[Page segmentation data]
· · · · · · ·

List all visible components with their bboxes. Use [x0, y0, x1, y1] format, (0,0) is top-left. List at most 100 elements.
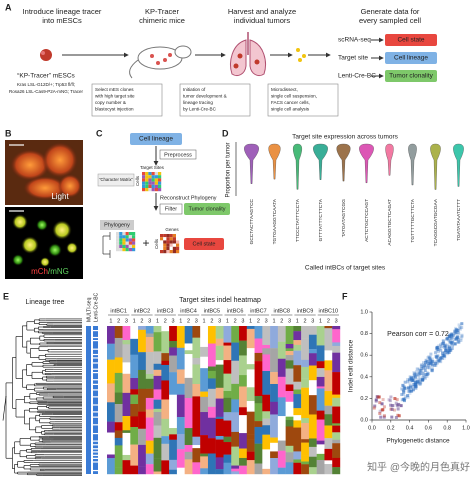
y-tick-label: 1.0 [360, 309, 368, 315]
heat-cell [114, 372, 123, 393]
x-tick-label: 0.0 [368, 425, 376, 431]
heat-cell [277, 450, 286, 468]
site-label: 1 [272, 318, 275, 324]
heat-cell [231, 431, 240, 447]
heat-cell [184, 343, 193, 351]
heat-cell [176, 449, 185, 468]
heat-cell [332, 326, 341, 330]
density-cell [440, 356, 444, 360]
step-title: into mESCs [42, 16, 82, 25]
heat-cell [215, 364, 224, 388]
heat-cell [316, 376, 325, 387]
heat-cell [246, 434, 255, 440]
heat-cell [301, 455, 310, 462]
note: Microdissect, [271, 87, 298, 92]
heat-cell [308, 349, 317, 354]
heat-cell [231, 383, 240, 400]
matrix-cell [154, 178, 158, 182]
density-cell [413, 386, 417, 390]
heat-cell [138, 369, 147, 390]
heat-cell [200, 453, 209, 457]
genotype: Kras LSL-G12D/+; Trp53 fl/fl; [17, 82, 75, 87]
heat-cell [172, 240, 176, 244]
density-cell [423, 368, 427, 372]
heat-cell [207, 406, 216, 412]
heat-cell [166, 243, 170, 247]
genotype: Rosa26 LSL-Cas9-P2A-mNG; Tracer [9, 89, 84, 94]
heat-cell [231, 342, 240, 361]
heat-cell [161, 399, 170, 420]
matrix-cell [128, 232, 132, 236]
density-cell [436, 357, 440, 361]
watermark: 知乎 @今晚的月色真好 [367, 461, 470, 474]
lenti-gap [93, 379, 98, 381]
density-cell [391, 404, 395, 408]
density-cell [429, 352, 433, 356]
note: Initiation of [183, 87, 206, 92]
mouse-spot [156, 61, 160, 65]
heat-cell [262, 425, 271, 435]
density-cell [457, 340, 461, 344]
heat-cell [207, 411, 216, 418]
density-cell [450, 335, 454, 339]
heat-cell [138, 411, 147, 429]
axis-label: Target Sites [140, 165, 165, 170]
heat-cell [285, 426, 294, 447]
heat-cell [277, 422, 286, 441]
heat-cell [114, 392, 123, 405]
heat-cell [107, 359, 115, 384]
heat-cell [277, 358, 286, 377]
heat-cell [308, 395, 317, 415]
density-cell [433, 361, 437, 365]
density-cell [382, 405, 386, 409]
mouse-head [174, 45, 192, 59]
density-cell [448, 348, 452, 352]
heat-cell [246, 387, 255, 402]
heat-cell [324, 328, 333, 351]
heat-cell [163, 246, 167, 250]
heat-cell [169, 246, 173, 250]
density-cell [437, 344, 441, 348]
heat-cell [153, 375, 162, 390]
heat-cell [145, 326, 154, 334]
lenti-gap [93, 457, 98, 459]
violin [268, 143, 281, 180]
heat-cell [138, 466, 147, 475]
heat-cell [277, 341, 286, 348]
matrix-cell [158, 172, 162, 176]
site-label: 2 [234, 318, 237, 324]
heat-cell [176, 347, 185, 370]
heat-cell [200, 368, 209, 392]
tumor [233, 63, 239, 69]
heat-cell [184, 459, 193, 475]
lung [249, 39, 266, 77]
heat-cell [163, 234, 167, 238]
matrix-cell [119, 248, 123, 252]
heat-cell [122, 373, 131, 394]
heat-cell [184, 444, 193, 453]
matrix-cell [158, 178, 162, 182]
density-cell [416, 381, 420, 385]
panel-label: A [5, 2, 12, 12]
density-cell [411, 385, 415, 389]
density-cell [414, 370, 418, 374]
heat-cell [262, 326, 271, 346]
matrix-cell [132, 235, 136, 239]
heat-cell [200, 435, 209, 454]
heat-cell [122, 416, 131, 431]
density-cell [387, 398, 391, 402]
site-label: 2 [187, 318, 190, 324]
note: lineage tracing [183, 100, 213, 105]
heat-cell [239, 340, 247, 356]
heat-cell [308, 334, 317, 350]
step-label: Filter [165, 206, 177, 212]
density-cell [460, 326, 464, 330]
heat-cell [200, 391, 209, 398]
matrix-cell [158, 181, 162, 185]
density-cell [451, 340, 455, 344]
step-title: chimeric mice [139, 16, 185, 25]
density-cell [427, 366, 431, 370]
density-cell [400, 393, 404, 397]
tree-label: Lineage tree [26, 299, 65, 306]
site-label: 2 [327, 318, 330, 324]
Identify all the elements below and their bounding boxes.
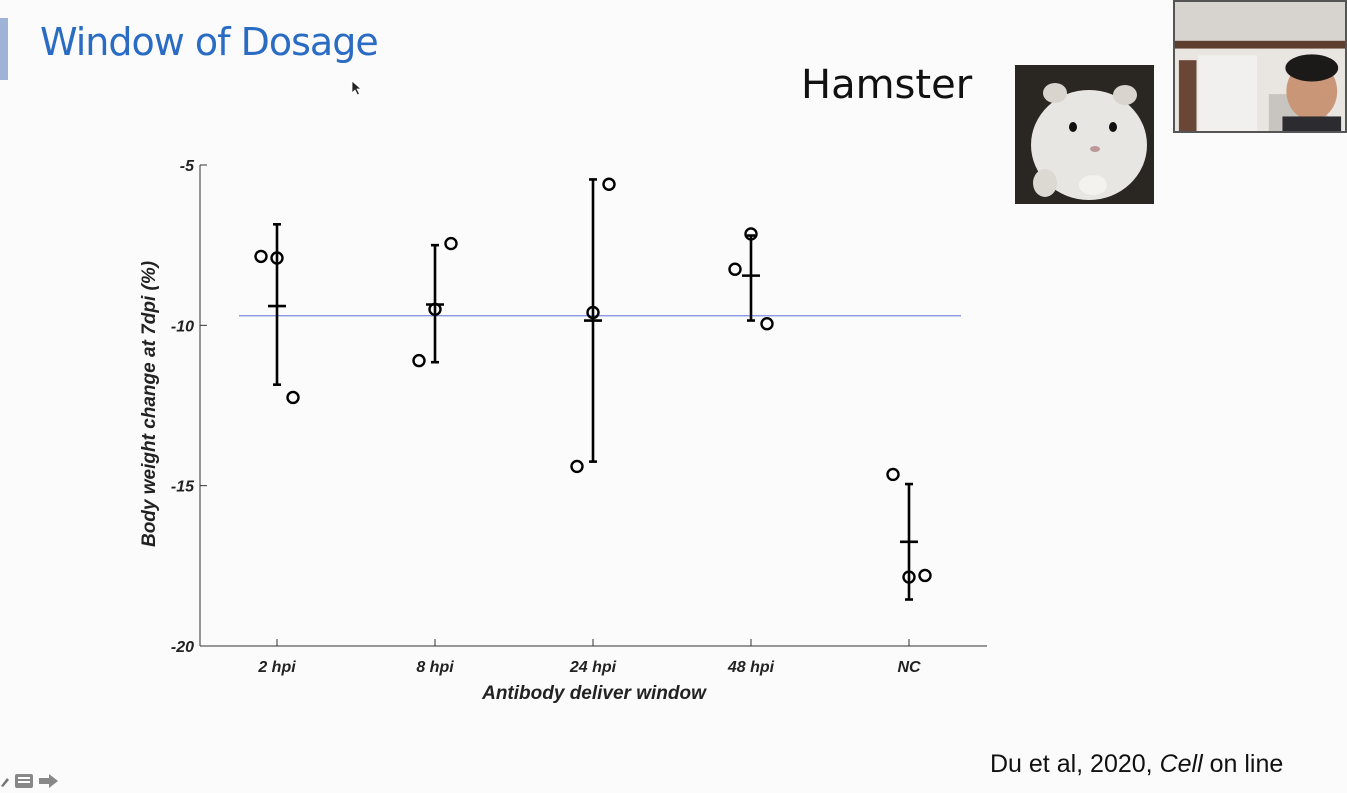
- data-point: [286, 390, 300, 405]
- x-tick-label: NC: [897, 659, 921, 676]
- citation-suffix: on line: [1202, 750, 1284, 778]
- data-point: [744, 227, 758, 241]
- data-point: [728, 262, 742, 276]
- data-point: [918, 568, 932, 583]
- y-axis-title: Body weight change at 7dpi (%): [139, 261, 160, 547]
- data-point: [886, 467, 900, 482]
- citation: Du et al, 2020, Cell on line: [990, 750, 1283, 779]
- cursor-arrow-icon: [351, 80, 363, 96]
- y-tick-label: -20: [171, 639, 194, 656]
- citation-authors: Du et al, 2020,: [990, 750, 1160, 778]
- data-point: [412, 353, 426, 368]
- data-point: [602, 177, 616, 191]
- y-tick-label: -5: [180, 158, 195, 175]
- slide-title: Window of Dosage: [40, 20, 379, 64]
- hamster-photo: [1015, 65, 1154, 204]
- x-tick-label: 2 hpi: [257, 659, 296, 676]
- x-tick-label: 8 hpi: [416, 659, 454, 676]
- slide-controls: [0, 770, 60, 792]
- next-arrow-icon[interactable]: [38, 773, 60, 789]
- data-point: [428, 302, 442, 316]
- pen-icon[interactable]: [0, 774, 10, 788]
- data-point: [570, 459, 584, 474]
- x-axis-title: Antibody deliver window: [481, 683, 707, 704]
- data-point: [270, 251, 284, 265]
- data-point: [254, 249, 268, 264]
- x-tick-label: 24 hpi: [569, 659, 617, 676]
- y-tick-label: -10: [171, 318, 194, 335]
- data-point: [586, 305, 600, 320]
- webcam-thumbnail: [1173, 0, 1347, 133]
- data-point: [760, 317, 774, 331]
- x-tick-label: 48 hpi: [727, 659, 775, 676]
- species-label: Hamster: [801, 62, 973, 108]
- title-accent-bar: [0, 18, 8, 80]
- data-point: [444, 236, 458, 251]
- y-tick-label: -15: [171, 479, 195, 496]
- citation-journal: Cell: [1159, 750, 1203, 778]
- data-point: [902, 570, 916, 584]
- notes-icon[interactable]: [14, 773, 34, 789]
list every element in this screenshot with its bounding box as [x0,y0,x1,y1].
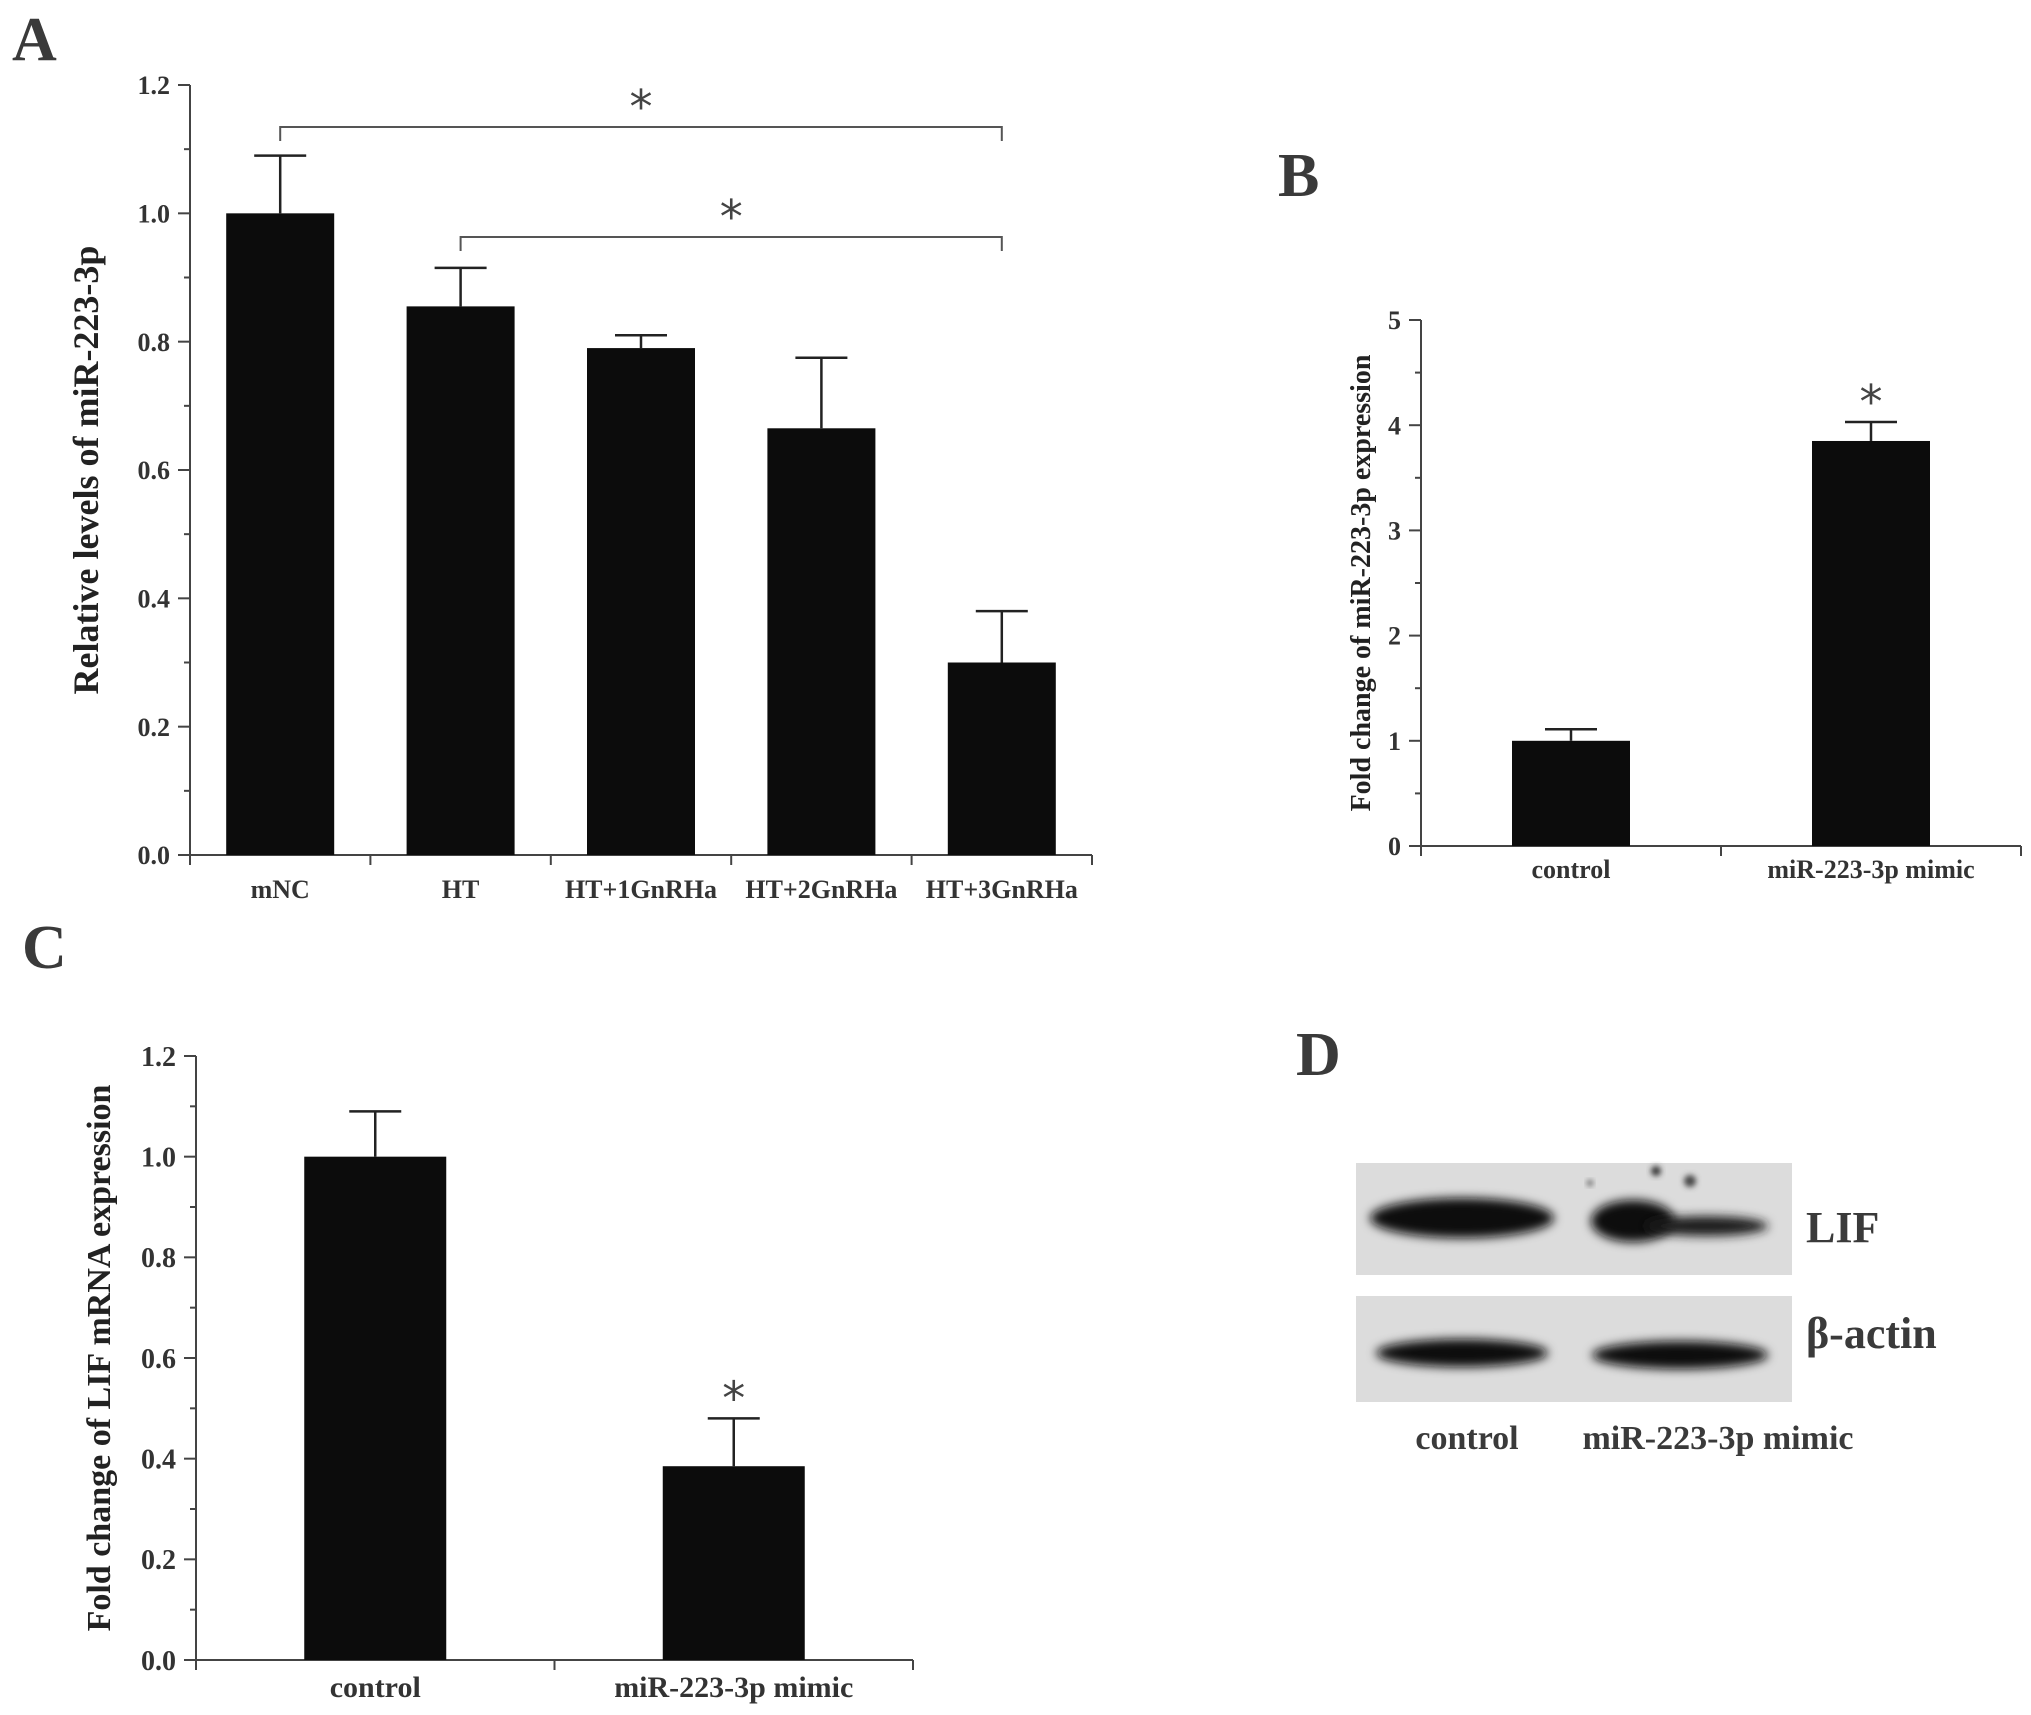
blot-row-label-actin: β-actin [1806,1309,1937,1358]
x-tick-label: control [330,1671,421,1704]
y-axis-title: Relative levels of miR-223-3p [66,246,106,695]
blot-speck [1684,1175,1696,1187]
x-tick-label: control [1532,855,1611,884]
blot-speck [1651,1166,1661,1176]
significance-bracket [279,126,1003,141]
significance-bracket [459,236,1003,251]
x-tick-label: mNC [251,875,310,904]
significance-star: * [722,1371,745,1425]
y-tick-label: 0.4 [138,584,171,613]
blot-lane-label-control: control [1415,1420,1518,1457]
bar [947,662,1056,855]
x-tick-label: HT+1GnRHa [565,875,717,904]
y-tick-label: 1.2 [138,71,171,100]
y-tick-label: 0.0 [138,841,171,870]
x-tick-label: miR-223-3p mimic [614,1671,853,1704]
y-axis-title: Fold change of LIF mRNA expression [81,1084,118,1631]
y-tick-label: 0 [1388,832,1401,861]
blot-row-label-lif: LIF [1806,1203,1879,1252]
blot-speck [1587,1180,1593,1186]
x-tick-label: HT [442,875,480,904]
significance-star: * [720,190,743,244]
blot-strip-lif [1356,1163,1792,1275]
panel-letter-a: A [12,6,57,74]
chart-b: 0 1 2 3 4 5 Fold change of miR-223-3p expressi… [1346,306,2022,884]
y-tick-label: 1.0 [138,199,171,228]
y-tick-label: 4 [1388,411,1401,440]
y-axis-title: Fold change of miR-223-3p expression [1346,354,1377,811]
y-tick-label: 0.4 [141,1444,176,1475]
y-tick-label: 1.2 [141,1042,176,1073]
y-tick-label: 5 [1388,306,1401,335]
bar [1512,740,1630,846]
blot-lane-label-mimic: miR-223-3p mimic [1582,1420,1853,1457]
y-tick-label: 1 [1388,727,1401,756]
blot-band-actin-control [1376,1339,1548,1367]
x-tick-label: HT+2GnRHa [745,875,897,904]
blot-band-lif-control [1370,1198,1554,1238]
y-tick-label: 0.8 [141,1243,176,1274]
bar [662,1466,805,1660]
y-tick-label: 0.8 [138,328,171,357]
bar [767,428,876,855]
panel-letter-c: C [22,914,67,982]
blot-band-lif-mimic [1591,1200,1675,1242]
x-tick-label: HT+3GnRHa [926,875,1078,904]
y-tick-label: 0.2 [138,713,171,742]
chart-c: 0.0 0.2 0.4 0.6 0.8 1.0 1.2 Fold change of LIF … [81,1042,914,1704]
y-tick-label: 0.0 [141,1646,176,1677]
bar [226,213,335,856]
blot-band-actin-mimic [1592,1341,1768,1369]
chart-a: 0.0 0.2 0.4 0.6 0.8 1.0 1.2 Relative levels of … [66,71,1093,904]
significance-star: * [1860,375,1883,429]
y-tick-label: 1.0 [141,1142,176,1173]
y-tick-label: 3 [1388,517,1401,546]
x-tick-label: miR-223-3p mimic [1767,855,1974,884]
panel-letter-b: B [1278,142,1319,210]
blot-strip-actin [1356,1296,1792,1402]
bar [587,348,695,855]
bar [304,1156,447,1660]
y-tick-label: 0.2 [141,1545,176,1576]
y-tick-label: 0.6 [141,1344,176,1375]
y-tick-label: 2 [1388,622,1401,651]
blot-band-lif-mimic-tail [1644,1216,1768,1236]
significance-star: * [630,80,653,134]
western-blot: LIF β-actin control miR-223-3p mimic [1356,1163,1937,1457]
bar [1812,440,1930,846]
y-tick-label: 0.6 [138,456,171,485]
panel-letter-d: D [1296,1021,1341,1089]
bar [406,306,515,855]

· · · · · · ·

▶ [Brief] Go through the data and return each line where the word "Relative" appears.

▶ [Response to the task]
y-axis-title: Relative levels of miR-223-3p [66,246,106,695]
chart-a: 0.0 0.2 0.4 0.6 0.8 1.0 1.2 Relative levels of … [66,71,1093,904]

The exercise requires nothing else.